>> START Entries
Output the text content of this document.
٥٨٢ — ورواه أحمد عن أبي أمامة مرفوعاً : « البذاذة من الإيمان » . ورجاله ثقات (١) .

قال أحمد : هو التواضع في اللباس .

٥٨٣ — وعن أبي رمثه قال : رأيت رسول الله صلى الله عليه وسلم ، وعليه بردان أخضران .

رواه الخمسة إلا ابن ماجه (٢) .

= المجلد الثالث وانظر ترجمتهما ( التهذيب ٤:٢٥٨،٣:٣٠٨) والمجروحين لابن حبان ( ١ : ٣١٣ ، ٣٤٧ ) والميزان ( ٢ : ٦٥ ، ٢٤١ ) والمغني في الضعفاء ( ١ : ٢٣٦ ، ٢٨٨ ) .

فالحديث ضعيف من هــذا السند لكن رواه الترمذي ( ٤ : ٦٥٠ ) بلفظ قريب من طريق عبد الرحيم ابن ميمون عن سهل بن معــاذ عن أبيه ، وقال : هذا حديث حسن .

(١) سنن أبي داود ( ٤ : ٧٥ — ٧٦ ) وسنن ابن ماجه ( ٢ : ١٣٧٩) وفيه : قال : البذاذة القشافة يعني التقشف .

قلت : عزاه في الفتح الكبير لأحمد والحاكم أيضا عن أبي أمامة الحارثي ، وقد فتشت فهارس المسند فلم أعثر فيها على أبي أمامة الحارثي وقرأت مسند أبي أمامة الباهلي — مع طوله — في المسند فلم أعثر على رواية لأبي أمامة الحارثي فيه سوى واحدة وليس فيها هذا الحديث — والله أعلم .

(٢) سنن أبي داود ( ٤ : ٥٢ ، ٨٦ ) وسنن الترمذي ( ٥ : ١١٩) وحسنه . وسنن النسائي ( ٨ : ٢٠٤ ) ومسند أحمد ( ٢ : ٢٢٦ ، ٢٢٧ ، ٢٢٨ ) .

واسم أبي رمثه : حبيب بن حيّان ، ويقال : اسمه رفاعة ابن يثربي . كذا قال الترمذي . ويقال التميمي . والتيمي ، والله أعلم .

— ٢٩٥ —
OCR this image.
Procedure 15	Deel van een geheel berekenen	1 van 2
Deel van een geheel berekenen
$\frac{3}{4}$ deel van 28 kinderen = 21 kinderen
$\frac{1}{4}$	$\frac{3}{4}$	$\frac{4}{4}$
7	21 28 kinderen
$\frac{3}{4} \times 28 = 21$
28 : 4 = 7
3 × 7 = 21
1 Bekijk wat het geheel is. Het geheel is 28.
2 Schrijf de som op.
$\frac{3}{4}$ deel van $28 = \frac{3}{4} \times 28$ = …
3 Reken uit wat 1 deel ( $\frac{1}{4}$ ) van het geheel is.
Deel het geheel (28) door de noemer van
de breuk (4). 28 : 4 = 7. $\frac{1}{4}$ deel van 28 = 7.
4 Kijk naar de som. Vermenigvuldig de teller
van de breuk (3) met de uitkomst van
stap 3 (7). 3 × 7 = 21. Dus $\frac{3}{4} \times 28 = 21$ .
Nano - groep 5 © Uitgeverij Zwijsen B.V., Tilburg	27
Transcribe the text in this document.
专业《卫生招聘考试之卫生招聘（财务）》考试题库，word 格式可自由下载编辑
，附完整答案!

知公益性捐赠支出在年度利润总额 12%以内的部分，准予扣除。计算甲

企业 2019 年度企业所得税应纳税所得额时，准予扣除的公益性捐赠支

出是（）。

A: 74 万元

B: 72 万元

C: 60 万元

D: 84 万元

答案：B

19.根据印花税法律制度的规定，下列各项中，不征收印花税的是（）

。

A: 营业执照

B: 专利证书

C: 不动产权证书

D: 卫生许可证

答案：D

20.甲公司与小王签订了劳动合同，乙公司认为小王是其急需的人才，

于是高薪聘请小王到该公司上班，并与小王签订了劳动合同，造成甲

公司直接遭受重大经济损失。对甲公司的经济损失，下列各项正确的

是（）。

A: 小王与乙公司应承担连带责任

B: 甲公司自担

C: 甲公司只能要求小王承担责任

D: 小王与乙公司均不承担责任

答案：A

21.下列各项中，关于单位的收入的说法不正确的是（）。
>> END Entries
Count the lines above in which the word "text" appears, then state only that count.

== Task result ==
2